## Objective
Where a line contains the word "Submersibl", copy that line in full.

[Figure collection entries]
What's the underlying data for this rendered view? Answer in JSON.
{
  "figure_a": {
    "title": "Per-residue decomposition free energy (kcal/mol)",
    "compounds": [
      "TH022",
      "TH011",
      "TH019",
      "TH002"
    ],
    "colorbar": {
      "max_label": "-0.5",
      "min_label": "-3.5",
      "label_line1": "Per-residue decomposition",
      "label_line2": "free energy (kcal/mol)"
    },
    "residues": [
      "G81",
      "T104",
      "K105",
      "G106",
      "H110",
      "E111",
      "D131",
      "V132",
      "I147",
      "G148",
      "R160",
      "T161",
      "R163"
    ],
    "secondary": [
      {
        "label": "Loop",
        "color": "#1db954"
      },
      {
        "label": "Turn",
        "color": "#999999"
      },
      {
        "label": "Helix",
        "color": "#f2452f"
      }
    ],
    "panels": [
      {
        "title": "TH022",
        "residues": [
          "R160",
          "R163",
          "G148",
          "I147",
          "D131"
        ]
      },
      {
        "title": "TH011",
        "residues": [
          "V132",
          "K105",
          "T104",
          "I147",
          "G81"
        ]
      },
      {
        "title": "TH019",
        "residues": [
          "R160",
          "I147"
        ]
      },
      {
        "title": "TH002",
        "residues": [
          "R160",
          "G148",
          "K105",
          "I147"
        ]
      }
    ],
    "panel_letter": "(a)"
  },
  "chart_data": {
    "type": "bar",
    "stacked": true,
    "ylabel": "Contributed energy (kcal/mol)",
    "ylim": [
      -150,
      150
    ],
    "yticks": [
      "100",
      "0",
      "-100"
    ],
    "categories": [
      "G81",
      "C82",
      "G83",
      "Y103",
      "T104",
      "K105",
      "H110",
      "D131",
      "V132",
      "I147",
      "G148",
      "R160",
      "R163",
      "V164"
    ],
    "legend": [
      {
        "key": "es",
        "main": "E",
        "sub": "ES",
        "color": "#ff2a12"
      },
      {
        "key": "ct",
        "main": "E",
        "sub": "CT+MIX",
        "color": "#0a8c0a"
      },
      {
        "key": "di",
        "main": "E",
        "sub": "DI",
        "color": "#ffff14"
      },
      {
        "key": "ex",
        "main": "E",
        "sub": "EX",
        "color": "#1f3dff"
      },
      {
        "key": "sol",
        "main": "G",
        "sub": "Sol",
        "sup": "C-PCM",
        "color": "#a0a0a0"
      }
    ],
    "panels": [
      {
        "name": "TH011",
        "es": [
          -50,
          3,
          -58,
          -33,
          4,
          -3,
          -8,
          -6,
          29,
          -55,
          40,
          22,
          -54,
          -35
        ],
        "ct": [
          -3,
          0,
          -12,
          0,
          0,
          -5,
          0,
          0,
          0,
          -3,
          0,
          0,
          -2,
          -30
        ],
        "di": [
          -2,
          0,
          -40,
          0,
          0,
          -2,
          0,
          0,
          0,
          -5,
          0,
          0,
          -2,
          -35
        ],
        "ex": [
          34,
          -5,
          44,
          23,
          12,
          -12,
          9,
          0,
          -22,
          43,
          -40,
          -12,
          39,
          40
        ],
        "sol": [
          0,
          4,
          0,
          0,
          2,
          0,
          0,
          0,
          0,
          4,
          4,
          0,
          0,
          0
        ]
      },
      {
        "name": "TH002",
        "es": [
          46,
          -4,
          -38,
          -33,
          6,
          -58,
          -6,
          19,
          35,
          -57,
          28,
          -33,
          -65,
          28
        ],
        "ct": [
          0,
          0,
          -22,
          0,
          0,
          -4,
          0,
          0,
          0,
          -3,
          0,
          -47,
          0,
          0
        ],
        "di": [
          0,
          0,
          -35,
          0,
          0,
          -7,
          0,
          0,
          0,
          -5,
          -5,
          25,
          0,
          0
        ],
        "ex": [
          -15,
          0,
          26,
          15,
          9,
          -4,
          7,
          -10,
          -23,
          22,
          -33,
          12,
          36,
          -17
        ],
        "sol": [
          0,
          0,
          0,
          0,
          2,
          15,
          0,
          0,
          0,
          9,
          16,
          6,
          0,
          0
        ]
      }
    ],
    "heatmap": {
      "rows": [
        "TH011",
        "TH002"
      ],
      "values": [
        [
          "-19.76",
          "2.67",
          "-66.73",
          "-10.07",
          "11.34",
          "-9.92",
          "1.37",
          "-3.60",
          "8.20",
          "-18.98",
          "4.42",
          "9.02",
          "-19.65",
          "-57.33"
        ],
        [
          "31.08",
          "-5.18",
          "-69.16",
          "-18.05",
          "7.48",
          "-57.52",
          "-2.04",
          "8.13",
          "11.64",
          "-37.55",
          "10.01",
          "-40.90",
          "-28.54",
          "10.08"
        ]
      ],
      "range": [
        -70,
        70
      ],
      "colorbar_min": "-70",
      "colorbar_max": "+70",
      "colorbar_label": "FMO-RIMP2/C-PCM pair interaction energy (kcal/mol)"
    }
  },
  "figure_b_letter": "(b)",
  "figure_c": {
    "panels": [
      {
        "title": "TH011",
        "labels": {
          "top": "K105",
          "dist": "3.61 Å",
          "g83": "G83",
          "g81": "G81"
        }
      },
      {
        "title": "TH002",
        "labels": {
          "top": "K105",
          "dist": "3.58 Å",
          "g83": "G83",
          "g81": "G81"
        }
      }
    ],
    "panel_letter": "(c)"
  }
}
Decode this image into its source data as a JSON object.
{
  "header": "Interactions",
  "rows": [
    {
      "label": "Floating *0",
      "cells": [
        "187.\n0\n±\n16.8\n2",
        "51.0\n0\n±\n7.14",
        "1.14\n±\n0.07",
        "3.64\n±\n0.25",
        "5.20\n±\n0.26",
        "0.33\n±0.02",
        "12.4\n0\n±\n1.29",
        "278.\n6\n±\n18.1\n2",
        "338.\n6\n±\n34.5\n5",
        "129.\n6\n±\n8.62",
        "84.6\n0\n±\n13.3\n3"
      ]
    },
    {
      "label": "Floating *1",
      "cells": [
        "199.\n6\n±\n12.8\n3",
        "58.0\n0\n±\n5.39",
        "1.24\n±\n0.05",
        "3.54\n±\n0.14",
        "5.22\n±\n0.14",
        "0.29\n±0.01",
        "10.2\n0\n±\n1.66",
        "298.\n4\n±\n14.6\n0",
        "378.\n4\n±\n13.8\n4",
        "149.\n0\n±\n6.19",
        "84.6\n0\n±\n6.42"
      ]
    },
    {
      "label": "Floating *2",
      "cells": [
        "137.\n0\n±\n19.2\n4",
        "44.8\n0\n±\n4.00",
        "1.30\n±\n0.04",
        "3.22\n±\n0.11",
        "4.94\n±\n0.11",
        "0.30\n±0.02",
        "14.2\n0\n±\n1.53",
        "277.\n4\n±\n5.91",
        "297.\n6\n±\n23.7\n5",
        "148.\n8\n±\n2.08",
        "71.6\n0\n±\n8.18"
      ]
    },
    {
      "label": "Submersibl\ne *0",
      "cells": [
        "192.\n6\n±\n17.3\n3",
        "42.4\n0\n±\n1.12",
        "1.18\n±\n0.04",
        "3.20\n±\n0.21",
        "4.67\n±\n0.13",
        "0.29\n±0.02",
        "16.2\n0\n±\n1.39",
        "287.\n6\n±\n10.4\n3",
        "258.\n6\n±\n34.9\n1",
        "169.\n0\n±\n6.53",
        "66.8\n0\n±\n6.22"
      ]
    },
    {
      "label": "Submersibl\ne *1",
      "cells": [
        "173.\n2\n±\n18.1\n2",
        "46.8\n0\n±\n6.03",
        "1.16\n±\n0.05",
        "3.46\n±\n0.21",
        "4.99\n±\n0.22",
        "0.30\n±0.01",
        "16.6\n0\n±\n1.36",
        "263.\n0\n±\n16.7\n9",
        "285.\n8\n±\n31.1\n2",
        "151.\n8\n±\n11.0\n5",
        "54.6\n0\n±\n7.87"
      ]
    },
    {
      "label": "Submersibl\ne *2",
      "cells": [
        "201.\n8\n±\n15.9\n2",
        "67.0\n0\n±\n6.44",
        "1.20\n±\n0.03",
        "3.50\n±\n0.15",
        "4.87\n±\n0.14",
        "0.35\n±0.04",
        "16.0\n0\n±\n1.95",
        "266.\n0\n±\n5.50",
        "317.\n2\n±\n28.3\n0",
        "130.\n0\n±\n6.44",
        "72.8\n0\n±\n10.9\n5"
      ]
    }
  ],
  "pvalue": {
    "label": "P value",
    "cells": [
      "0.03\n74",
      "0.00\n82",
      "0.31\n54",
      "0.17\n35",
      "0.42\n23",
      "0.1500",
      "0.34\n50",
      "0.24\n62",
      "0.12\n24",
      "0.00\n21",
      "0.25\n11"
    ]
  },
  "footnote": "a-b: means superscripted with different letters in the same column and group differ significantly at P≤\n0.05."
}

## Full solution
      "label": "Submersibl\ne *0",
      "label": "Submersibl\ne *1",
      "label": "Submersibl\ne *2",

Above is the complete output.